● FRAGMENTO SELECCIONADO
En una escalada sin precedentes en el mundo de la inteligencia artificial empresarial, Anthropic presentó este lunes una demanda contra el gobierno de los Estados Unidos, acusando a la administración Trump de haber reaccionado ilegalmente ante las políticas de uso de la empresa.

El fondo del conflicto es llamativo: Anthropic fue designada como 'riesgo de cadena de suministro' por el Pentágono —una categoría reservada típicamente para empresas extranjeras sospechosas de espionaje o sabotaje— después de que la compañía se negara a permitir que sus modelos de IA fueran usados para vigilancia masiva doméstica o para sistemas de armas totalmente autónomas. Estas restricciones son parte de los llamados 'límites rojos' de uso que Anthropic establece para sus modelos.

La demanda, presentada ante un tribunal federal en California, alega que el gobierno violó la Primera Enmienda (libertad de expresión) al castigar a la empresa por su postura sobre seguridad en IA, y la Quinta Enmienda al perjudicar económicamente a la compañía sin el debido proceso. Además, Anthropic argumenta que el mandato ejecutivo que obliga a todas las agencias federales a dejar de usar su tecnología en seis meses excede las competencias del poder ejecutivo.

● CONJUNTO DE EJERCICIOS
- A) Transcribe literalmente el pasaje del texto sobre la demanda de Anthropic que empieza con "El fondo del" y sigue hasta "para sus modelos.".
- B) Prolonga el texto sobre la demanda de Anthropic a partir de su última oración, manteniendo el mismo registro.
Las filas que siguen son material independiente del texto sobre la demanda de Anthropic.

● MATERIAL EXTRAÍDO
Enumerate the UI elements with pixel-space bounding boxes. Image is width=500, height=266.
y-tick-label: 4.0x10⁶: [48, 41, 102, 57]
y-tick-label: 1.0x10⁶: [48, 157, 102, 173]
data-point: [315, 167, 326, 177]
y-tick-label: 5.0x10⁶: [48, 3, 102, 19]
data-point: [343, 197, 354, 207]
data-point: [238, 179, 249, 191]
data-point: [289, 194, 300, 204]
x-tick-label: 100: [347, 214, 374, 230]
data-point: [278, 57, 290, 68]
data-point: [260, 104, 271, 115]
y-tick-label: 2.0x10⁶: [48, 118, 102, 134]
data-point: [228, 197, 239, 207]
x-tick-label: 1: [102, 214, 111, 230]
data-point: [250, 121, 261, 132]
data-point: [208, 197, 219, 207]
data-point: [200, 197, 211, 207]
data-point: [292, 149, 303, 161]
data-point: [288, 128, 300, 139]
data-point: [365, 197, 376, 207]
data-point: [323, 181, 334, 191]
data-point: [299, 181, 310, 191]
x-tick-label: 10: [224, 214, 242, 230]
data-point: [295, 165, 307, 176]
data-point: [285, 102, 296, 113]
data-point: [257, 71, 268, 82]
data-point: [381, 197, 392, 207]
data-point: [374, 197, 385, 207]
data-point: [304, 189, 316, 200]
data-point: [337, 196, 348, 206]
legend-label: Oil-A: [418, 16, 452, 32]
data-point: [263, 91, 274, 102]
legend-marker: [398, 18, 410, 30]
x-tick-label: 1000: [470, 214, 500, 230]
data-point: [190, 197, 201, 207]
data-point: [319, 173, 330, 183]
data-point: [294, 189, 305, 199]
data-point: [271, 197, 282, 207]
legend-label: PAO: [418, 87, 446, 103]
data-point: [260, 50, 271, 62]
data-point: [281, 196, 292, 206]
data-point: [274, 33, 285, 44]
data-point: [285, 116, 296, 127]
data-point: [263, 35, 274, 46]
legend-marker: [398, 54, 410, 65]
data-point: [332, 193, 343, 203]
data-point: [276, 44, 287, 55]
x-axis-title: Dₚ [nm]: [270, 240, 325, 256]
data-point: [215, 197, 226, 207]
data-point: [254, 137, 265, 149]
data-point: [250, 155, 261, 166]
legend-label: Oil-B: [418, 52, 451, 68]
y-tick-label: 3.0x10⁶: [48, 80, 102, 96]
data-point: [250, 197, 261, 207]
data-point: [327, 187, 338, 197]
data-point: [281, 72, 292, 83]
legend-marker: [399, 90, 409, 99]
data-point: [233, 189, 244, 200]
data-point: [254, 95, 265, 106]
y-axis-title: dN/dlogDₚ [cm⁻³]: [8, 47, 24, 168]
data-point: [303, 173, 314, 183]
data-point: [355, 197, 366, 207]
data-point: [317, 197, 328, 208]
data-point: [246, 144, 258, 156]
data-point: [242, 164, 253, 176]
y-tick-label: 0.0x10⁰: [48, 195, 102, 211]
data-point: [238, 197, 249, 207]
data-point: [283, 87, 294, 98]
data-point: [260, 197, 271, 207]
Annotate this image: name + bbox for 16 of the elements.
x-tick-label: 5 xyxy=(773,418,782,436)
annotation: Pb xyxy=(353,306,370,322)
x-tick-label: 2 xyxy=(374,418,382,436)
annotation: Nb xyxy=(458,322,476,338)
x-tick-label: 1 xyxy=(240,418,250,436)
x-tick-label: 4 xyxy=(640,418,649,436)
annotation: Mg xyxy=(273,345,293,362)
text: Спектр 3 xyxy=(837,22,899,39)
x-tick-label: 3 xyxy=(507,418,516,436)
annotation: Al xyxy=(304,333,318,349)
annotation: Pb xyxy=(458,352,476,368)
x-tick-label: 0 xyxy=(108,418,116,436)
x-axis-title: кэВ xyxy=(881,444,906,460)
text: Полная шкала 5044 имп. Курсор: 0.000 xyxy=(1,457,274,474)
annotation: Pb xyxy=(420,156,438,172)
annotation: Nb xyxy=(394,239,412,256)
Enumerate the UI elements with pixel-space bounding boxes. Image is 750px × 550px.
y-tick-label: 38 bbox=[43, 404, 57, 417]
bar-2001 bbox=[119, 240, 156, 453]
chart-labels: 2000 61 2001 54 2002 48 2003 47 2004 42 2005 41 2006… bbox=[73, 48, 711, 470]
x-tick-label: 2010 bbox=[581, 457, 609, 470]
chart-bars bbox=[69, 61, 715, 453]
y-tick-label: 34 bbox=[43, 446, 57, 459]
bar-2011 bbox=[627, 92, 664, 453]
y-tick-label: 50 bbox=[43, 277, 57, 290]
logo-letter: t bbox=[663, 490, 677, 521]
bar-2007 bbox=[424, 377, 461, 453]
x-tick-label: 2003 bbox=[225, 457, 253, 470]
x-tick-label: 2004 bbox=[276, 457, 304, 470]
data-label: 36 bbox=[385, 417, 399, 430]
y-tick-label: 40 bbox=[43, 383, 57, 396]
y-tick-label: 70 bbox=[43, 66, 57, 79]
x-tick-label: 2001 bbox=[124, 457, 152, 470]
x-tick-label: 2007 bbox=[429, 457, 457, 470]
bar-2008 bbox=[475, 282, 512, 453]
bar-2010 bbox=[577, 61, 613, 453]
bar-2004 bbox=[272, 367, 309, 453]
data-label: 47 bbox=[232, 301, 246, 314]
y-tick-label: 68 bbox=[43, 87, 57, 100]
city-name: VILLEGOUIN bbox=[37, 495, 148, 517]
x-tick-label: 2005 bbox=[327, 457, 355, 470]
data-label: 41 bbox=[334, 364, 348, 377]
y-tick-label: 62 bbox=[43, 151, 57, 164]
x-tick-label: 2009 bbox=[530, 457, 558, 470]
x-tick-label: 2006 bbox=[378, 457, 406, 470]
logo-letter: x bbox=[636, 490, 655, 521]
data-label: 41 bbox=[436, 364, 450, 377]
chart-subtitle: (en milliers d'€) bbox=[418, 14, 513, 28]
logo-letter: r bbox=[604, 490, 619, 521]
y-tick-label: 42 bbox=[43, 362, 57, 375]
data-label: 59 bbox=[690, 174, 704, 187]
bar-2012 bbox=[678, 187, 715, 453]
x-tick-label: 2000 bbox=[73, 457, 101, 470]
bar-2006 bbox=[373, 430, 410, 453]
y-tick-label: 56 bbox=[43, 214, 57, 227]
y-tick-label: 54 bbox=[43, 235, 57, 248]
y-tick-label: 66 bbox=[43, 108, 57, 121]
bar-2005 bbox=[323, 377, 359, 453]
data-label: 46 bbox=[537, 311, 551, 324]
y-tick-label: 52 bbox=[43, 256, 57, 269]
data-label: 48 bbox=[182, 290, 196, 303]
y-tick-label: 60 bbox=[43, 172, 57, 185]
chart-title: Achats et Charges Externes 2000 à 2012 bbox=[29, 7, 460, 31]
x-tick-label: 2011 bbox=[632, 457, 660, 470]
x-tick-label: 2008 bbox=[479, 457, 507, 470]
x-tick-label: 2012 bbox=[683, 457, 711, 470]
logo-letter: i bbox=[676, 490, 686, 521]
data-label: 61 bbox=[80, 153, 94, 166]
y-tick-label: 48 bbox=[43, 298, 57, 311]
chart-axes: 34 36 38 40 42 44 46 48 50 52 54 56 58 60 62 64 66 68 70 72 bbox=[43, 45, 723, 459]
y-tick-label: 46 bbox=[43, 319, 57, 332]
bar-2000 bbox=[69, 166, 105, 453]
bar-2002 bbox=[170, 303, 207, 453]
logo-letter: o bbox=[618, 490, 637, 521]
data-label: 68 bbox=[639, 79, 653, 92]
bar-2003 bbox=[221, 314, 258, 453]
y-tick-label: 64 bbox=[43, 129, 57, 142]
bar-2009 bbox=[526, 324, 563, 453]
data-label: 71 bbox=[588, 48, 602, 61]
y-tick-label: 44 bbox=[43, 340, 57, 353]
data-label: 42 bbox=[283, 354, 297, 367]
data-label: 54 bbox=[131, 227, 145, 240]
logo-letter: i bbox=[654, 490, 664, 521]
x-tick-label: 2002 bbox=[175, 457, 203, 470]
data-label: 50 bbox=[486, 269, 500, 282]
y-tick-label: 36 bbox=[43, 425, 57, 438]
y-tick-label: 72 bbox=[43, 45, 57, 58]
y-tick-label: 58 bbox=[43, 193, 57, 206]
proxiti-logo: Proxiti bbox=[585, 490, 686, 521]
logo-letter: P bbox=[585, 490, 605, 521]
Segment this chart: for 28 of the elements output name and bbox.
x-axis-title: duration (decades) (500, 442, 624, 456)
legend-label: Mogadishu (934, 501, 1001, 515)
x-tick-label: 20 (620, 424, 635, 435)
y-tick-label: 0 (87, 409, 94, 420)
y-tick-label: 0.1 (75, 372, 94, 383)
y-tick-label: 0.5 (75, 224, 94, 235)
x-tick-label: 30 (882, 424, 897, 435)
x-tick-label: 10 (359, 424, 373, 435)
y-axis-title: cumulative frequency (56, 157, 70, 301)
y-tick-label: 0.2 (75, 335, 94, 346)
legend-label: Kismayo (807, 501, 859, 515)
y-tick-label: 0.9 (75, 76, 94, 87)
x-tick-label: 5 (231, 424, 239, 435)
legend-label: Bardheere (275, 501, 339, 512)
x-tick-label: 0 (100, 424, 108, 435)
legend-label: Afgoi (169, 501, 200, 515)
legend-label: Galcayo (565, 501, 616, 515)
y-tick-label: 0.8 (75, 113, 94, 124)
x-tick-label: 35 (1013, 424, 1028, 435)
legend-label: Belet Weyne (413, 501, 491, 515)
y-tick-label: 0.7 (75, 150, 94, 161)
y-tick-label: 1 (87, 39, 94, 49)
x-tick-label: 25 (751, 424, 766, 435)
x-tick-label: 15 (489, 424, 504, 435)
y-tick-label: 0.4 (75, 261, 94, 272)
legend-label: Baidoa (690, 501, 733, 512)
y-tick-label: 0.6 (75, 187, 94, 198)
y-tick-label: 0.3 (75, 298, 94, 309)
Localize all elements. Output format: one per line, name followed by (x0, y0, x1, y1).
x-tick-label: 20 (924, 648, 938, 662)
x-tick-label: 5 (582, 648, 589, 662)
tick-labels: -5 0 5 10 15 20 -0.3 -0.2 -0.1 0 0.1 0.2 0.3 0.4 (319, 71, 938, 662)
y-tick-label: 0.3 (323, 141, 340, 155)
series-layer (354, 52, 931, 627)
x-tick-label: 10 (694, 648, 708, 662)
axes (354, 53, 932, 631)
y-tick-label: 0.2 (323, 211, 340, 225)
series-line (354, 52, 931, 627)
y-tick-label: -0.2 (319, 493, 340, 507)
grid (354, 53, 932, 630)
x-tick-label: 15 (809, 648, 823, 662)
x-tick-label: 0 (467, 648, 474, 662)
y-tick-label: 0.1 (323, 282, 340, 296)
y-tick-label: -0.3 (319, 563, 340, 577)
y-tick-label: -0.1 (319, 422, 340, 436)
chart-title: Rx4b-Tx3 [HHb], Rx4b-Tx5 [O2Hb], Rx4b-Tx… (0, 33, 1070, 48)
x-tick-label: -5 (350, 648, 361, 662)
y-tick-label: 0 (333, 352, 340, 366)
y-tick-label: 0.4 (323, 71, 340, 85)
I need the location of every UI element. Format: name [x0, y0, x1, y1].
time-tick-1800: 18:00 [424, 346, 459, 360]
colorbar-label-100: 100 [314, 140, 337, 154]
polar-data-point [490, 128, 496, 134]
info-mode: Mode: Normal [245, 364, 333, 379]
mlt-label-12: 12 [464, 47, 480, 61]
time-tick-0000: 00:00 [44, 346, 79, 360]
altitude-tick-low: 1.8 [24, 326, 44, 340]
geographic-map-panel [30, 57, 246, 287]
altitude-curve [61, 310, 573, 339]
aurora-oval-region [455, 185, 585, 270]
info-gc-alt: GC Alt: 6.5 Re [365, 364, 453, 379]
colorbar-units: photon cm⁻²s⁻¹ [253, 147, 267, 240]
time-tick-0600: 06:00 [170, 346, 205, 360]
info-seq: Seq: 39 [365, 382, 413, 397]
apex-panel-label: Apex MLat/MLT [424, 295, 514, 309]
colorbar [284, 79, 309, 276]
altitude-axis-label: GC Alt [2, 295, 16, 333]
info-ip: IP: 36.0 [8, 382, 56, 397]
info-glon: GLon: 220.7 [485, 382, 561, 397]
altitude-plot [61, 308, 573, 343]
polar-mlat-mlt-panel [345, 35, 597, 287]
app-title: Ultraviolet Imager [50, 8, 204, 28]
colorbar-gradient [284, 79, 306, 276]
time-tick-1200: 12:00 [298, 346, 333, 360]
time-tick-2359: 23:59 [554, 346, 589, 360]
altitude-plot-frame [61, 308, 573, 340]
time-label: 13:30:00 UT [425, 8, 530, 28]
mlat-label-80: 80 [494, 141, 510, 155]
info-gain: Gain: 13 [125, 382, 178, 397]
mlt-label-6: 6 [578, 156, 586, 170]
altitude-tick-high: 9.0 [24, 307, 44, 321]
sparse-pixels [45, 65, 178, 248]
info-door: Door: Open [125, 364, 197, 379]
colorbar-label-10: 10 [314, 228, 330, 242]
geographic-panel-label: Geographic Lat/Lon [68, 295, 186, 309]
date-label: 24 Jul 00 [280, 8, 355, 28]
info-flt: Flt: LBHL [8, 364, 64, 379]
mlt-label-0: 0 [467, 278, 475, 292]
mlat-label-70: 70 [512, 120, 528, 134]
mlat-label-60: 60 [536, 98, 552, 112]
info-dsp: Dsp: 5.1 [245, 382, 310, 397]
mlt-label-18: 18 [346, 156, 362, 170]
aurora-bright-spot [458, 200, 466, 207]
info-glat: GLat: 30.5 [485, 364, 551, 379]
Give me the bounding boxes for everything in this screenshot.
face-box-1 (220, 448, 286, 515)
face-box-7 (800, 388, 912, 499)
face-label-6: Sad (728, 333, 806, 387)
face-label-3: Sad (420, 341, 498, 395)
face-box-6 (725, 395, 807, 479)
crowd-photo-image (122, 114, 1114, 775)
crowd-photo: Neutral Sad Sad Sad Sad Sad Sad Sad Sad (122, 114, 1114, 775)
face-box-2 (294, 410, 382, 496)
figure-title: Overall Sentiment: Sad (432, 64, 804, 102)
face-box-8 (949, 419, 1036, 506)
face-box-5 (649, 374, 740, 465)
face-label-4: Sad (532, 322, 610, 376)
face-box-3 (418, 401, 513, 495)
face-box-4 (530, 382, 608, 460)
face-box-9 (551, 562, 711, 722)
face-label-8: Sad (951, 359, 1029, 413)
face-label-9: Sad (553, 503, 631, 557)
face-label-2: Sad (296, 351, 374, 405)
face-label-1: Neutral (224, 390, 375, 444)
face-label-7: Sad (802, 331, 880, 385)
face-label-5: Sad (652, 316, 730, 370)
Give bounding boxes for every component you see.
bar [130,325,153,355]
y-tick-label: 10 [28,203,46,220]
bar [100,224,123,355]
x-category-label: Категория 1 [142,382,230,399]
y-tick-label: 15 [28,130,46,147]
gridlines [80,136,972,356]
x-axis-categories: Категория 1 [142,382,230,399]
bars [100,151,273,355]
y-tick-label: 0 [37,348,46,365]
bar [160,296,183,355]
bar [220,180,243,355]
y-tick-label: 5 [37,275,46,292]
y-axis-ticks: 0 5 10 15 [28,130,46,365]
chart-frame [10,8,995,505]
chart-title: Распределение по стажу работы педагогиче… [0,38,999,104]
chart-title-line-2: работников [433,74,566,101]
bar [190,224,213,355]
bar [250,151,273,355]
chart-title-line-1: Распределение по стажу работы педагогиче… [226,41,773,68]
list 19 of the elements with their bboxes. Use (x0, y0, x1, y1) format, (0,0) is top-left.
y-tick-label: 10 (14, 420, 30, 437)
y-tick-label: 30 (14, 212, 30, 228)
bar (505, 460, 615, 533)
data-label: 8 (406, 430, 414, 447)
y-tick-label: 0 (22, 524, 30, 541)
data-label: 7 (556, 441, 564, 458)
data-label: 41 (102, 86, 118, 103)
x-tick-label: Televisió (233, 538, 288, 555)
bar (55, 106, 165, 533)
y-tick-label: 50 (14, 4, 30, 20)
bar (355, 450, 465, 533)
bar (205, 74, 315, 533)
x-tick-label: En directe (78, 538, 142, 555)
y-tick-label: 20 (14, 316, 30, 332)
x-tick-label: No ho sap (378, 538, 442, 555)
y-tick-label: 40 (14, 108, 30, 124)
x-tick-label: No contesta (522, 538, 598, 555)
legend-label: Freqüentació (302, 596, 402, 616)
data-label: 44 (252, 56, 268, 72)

● RESPUESTAS
- A)
El fondo del conflicto es llamativo: Anthropic fue designada como 'riesgo de cadena de suministro' por el Pentágono —una categoría reservada típicamente para empresas extranjeras sospechosas de espionaje o sabotaje— después de que la compañía se negara a permitir que sus modelos de IA fueran usados para vigilancia masiva doméstica o para sistemas de armas totalmente autónomas. Estas restricciones son parte de los llamados 'límites rojos' de uso que Anthropic establece para sus modelos.

- B)
Las consecuencias ya son visibles: la Administración de Servicios Generales (GSA) canceló el contrato OneGov que hacía disponibles los servicios de Anthropic a los tres poderes del gobierno federal. El Departamento del Tesoro y el Departamento de Estado también han cortado o planean cortar vínculos con la empresa.

Microsoft —uno de los mayores clientes de Anthropic— aclaró que seguirá trabajando con la empresa, pero asegurando que ningún trabajo que involucre a Anthropic toque contratos con el Pentágono.

El caso genera un debate crucial: ¿puede el gobierno federal penalizar a una empresa privada por negarse a eliminar salvaguardas de seguridad en sus productos de IA? Para el ecosistema tech latinoamericano, que depende en gran medida de acceso a los modelos de Anthropic (especialmente Claude), este litigio podría redefinir quién tiene autoridad sobre las 'reglas del juego' de la IA a escala global.